____ Listed entries

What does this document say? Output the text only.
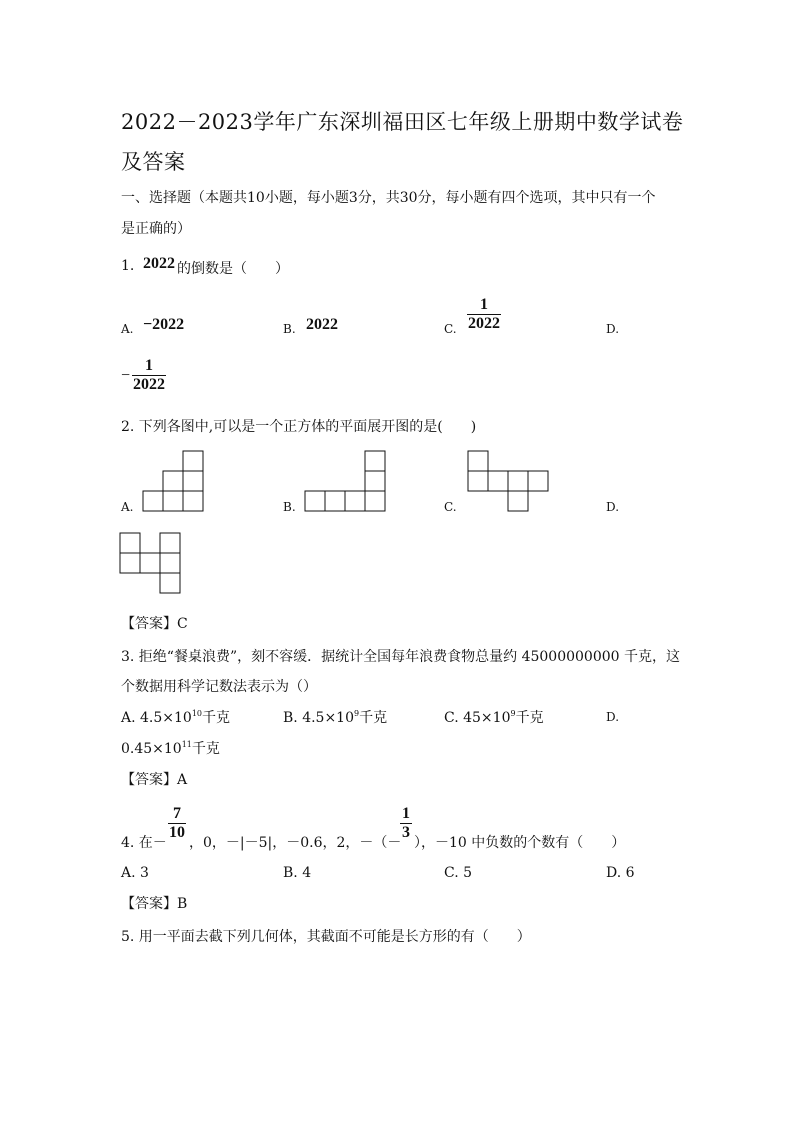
2022－2023学年广东深圳福田区七年级上册期中数学试卷
及答案
一、选择题（本题共10小题，每小题3分，共30分，每小题有四个选项，其中只有一个
是正确的）
1. 2022 的倒数是（　　）
A. −2022	B. 2022	C.
1
2022	D.
−
1
2022
2. 下列各图中,可以是一个正方体的平面展开图的是(　　)
A.	B.	C.	D.
【答案】C
3. 拒绝“餐桌浪费”，刻不容缓．据统计全国每年浪费食物总量约 45000000000 千克，这
个数据用科学记数法表示为（）
A. $4.5\times 10^{10}$千克	B. $4.5\times 10^9$千克	C. $45\times 10^9$千克	D.
$0.45\times 10^{11}$千克
【答案】A
4. 在－
7
10
，0，－|－5|，－0.6，2，－（－
1
3
），－10 中负数的个数有（　　）
A. 3	B. 4	C. 5	D. 6
【答案】B
5. 用一平面去截下列几何体，其截面不可能是长方形的有（　　）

________

Pictures appear in the records above. Output everything except them, exactly.

--- Response to this task ---
What does this document say? Output the text only.
2022－2023学年广东深圳福田区七年级上册期中数学试卷
及答案
一、选择题（本题共10小题，每小题3分，共30分，每小题有四个选项，其中只有一个
是正确的）
1. 2022 的倒数是（　　）
A. −2022	B. 2022	C.
1
2022	D.
−
1
2022
2. 下列各图中,可以是一个正方体的平面展开图的是(　　)
A.	B.	C.	D.
【答案】C
3. 拒绝“餐桌浪费”，刻不容缓．据统计全国每年浪费食物总量约 45000000000 千克，这
个数据用科学记数法表示为（）
A. $4.5\times 10^{10}$千克	B. $4.5\times 10^9$千克	C. $45\times 10^9$千克	D.
$0.45\times 10^{11}$千克
【答案】A
4. 在－
7
10
，0，－|－5|，－0.6，2，－（－
1
3
），－10 中负数的个数有（　　）
A. 3	B. 4	C. 5	D. 6
【答案】B
5. 用一平面去截下列几何体，其截面不可能是长方形的有（　　）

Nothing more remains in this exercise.